# Enunciado del ejercicio
¿Podrías retomar el texto sobre la jubilación y la excepcionalidad continua justo después de su última frase y seguir escribiéndolo?

# Texto del ejercicio
==*==
Acabo de jubilarme. No es que eso interese a nadie, pero lo que me ha llevado a ponerme delante del ordenador es la confluencia de un par de hechos sin relación entre sí, más allá de su coincidencia temporal. El primero es que, cuando rebasas el ecuador de los sesenta, notas que el tiempo discurre a otra velocidad, que empiezas a desconectar de tu entorno o, mejor dicho, que tu entorno empieza a pasar de ti, incluso tienes que hacer no pocos esfuerzos por seguir amarrado al mundo que te toca vivir. El segundo ha sido la cita para las elecciones europeas.

Una de las pocas concesiones que te otorga la edad es que, a medida que cumples años, puedes evaluar el pasado con cierta perspectiva histórica, incluso pronosticar el futuro con un atisbo de lógica. Escuchando de soslayo algunas conversaciones de barra de bar (nuestra ágora sociológica por definición), la conclusión a la que llego es que vivimos en una excepcionalidad continua: el 11-S, la crisis financiera, la pandemia, la precariedad laboral, el peligro nuclear a las puertas de Europa, el riesgo de la inmigración masiva, la alerta ante una nueva pandemia, la democracia en peligro de extinción... Dicen los que saben que esa cantinela empezó a pisar el acelerador en 2008, tras el estallido de la burbuja inmobiliaria por falta de control regulador, en román paladino por la avaricia especulativa del sistema financiero. Pero la cosa empezó mucho antes.
==*==
# Material mostrado
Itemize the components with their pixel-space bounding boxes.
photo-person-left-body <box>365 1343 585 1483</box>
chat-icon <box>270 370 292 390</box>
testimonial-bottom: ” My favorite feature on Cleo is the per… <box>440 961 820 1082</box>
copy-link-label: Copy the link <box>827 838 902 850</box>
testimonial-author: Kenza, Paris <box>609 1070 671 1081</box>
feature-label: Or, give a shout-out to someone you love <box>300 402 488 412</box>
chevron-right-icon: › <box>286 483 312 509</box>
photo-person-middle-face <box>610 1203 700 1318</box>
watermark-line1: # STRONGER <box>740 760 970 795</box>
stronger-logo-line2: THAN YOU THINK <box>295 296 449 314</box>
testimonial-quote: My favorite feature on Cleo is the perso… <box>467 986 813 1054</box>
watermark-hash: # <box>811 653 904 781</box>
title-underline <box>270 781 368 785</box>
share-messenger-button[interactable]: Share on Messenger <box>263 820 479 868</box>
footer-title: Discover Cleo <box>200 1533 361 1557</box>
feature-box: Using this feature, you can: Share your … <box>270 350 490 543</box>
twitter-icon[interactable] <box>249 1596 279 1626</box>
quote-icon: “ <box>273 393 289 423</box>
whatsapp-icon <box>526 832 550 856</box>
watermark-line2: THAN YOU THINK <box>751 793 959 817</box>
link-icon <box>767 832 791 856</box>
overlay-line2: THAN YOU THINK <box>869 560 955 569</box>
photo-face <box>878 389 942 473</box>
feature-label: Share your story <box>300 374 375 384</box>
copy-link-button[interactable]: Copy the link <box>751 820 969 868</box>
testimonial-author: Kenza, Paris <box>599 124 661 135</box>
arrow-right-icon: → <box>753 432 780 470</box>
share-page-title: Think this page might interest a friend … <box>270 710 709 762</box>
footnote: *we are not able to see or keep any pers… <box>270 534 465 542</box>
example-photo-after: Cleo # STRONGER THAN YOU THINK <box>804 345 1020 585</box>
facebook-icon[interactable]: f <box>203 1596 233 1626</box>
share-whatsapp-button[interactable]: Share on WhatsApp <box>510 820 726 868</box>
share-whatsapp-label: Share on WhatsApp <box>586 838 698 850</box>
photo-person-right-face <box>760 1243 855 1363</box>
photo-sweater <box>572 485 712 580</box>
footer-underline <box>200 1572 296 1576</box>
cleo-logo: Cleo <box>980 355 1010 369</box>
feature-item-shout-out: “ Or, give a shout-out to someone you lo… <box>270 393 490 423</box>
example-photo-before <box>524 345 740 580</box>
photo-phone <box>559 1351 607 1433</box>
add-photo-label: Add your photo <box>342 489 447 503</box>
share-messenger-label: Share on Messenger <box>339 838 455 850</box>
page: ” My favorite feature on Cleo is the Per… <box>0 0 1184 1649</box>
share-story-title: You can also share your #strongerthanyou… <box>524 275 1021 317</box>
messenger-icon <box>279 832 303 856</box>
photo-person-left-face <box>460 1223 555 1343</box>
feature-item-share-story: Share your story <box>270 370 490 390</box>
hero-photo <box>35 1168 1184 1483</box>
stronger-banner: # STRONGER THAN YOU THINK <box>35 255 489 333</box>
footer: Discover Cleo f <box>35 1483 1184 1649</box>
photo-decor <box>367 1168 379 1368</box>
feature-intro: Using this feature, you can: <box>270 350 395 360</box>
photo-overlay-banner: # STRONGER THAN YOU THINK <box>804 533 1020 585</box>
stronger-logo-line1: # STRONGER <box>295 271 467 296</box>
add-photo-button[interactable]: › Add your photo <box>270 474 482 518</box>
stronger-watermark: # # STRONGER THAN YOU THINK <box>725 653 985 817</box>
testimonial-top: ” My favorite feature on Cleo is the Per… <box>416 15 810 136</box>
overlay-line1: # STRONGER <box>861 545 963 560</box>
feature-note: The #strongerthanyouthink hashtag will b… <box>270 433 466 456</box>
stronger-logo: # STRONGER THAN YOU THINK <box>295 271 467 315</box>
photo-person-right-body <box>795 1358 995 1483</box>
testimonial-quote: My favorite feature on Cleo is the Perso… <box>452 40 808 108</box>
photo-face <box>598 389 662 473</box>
==*==
# Solución del ejercicio
En mis años de estudiante, cuando vivíamos en la edad de la esperanza, la frase era: “Seamos realistas, pidamos lo imposible”. Hoy, vacunados contra el espanto, lo único que llegamos a balbucear es “Seamos realistas, conformémonos con lo posible”. Gilles Lipovestsky hablaba de los 30 años de gloria (1945/1975) donde, a su término, se empezaban a diluir las políticas sociales que darían paso a la era del individualismo. Poco después, en el icónico 1977 era Johnny Roten el que, al frente de aquellos desheredados Sex Pistols, vociferaba “No future” en la inflamable Inglaterra de Maggie Thatcher.

Es sorprendente que, después de alcanzar en Europa la cota más alta de eso que los anglosajones llaman welfare state, vivamos en un duelo permanente, en un estado de pesimismo cuyo antídoto vamos a buscarlo en las redes sociales, convertidas en un mercado de ansiedad, depresión y traumas.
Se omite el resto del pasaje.